▶ [INFORMATION SHOWN]
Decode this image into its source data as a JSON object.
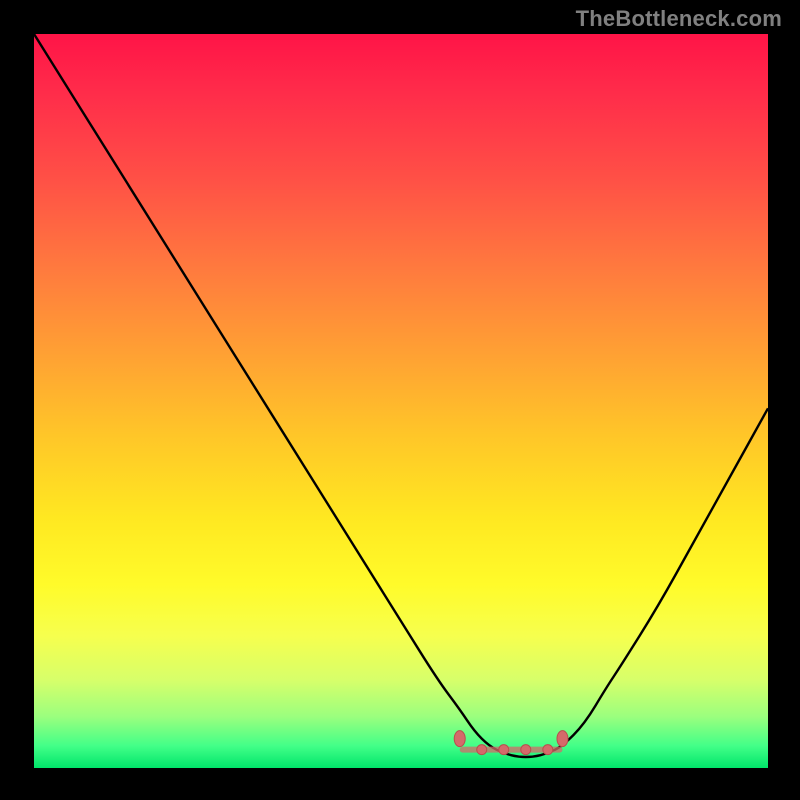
{
  "watermark": "TheBottleneck.com",
  "chart_data": {
    "type": "line",
    "title": "",
    "xlabel": "",
    "ylabel": "",
    "xlim": [
      0,
      100
    ],
    "ylim": [
      0,
      100
    ],
    "grid": false,
    "series": [
      {
        "name": "bottleneck-curve",
        "x": [
          0,
          5,
          10,
          15,
          20,
          25,
          30,
          35,
          40,
          45,
          50,
          55,
          58,
          60,
          62,
          64,
          66,
          68,
          70,
          72,
          75,
          78,
          80,
          85,
          90,
          95,
          100
        ],
        "y": [
          100,
          92,
          84,
          76,
          68,
          60,
          52,
          44,
          36,
          28,
          20,
          12,
          8,
          5,
          3,
          2,
          1.5,
          1.5,
          2,
          3,
          6,
          11,
          14,
          22,
          31,
          40,
          49
        ]
      }
    ],
    "markers": [
      {
        "name": "flat-region-start",
        "x": 58,
        "y": 4
      },
      {
        "name": "flat-region-end",
        "x": 72,
        "y": 4
      },
      {
        "name": "flat-region-mid-a",
        "x": 61,
        "y": 2.5
      },
      {
        "name": "flat-region-mid-b",
        "x": 64,
        "y": 2.5
      },
      {
        "name": "flat-region-mid-c",
        "x": 67,
        "y": 2.5
      },
      {
        "name": "flat-region-mid-d",
        "x": 70,
        "y": 2.5
      }
    ],
    "gradient_stops": [
      {
        "pos": 0,
        "color": "#ff1447"
      },
      {
        "pos": 8,
        "color": "#ff2c4a"
      },
      {
        "pos": 20,
        "color": "#ff5146"
      },
      {
        "pos": 32,
        "color": "#ff7a3e"
      },
      {
        "pos": 44,
        "color": "#ffa233"
      },
      {
        "pos": 55,
        "color": "#ffc728"
      },
      {
        "pos": 66,
        "color": "#ffe821"
      },
      {
        "pos": 75,
        "color": "#fffb2a"
      },
      {
        "pos": 82,
        "color": "#f6ff4e"
      },
      {
        "pos": 88,
        "color": "#d7ff6a"
      },
      {
        "pos": 93,
        "color": "#9bff7e"
      },
      {
        "pos": 97,
        "color": "#42ff88"
      },
      {
        "pos": 100,
        "color": "#00e56a"
      }
    ],
    "colors": {
      "curve": "#000000",
      "marker_fill": "#d46a6a",
      "marker_stroke": "#b94e4e",
      "background": "#000000"
    }
  }
}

▶ [TASK OBJECTIVE] Look for "region" and pull out every line that has it.

▶ [TASK RESULT]
        "name": "flat-region-start",
        "name": "flat-region-end",
        "name": "flat-region-mid-a",
        "name": "flat-region-mid-b",
        "name": "flat-region-mid-c",
        "name": "flat-region-mid-d",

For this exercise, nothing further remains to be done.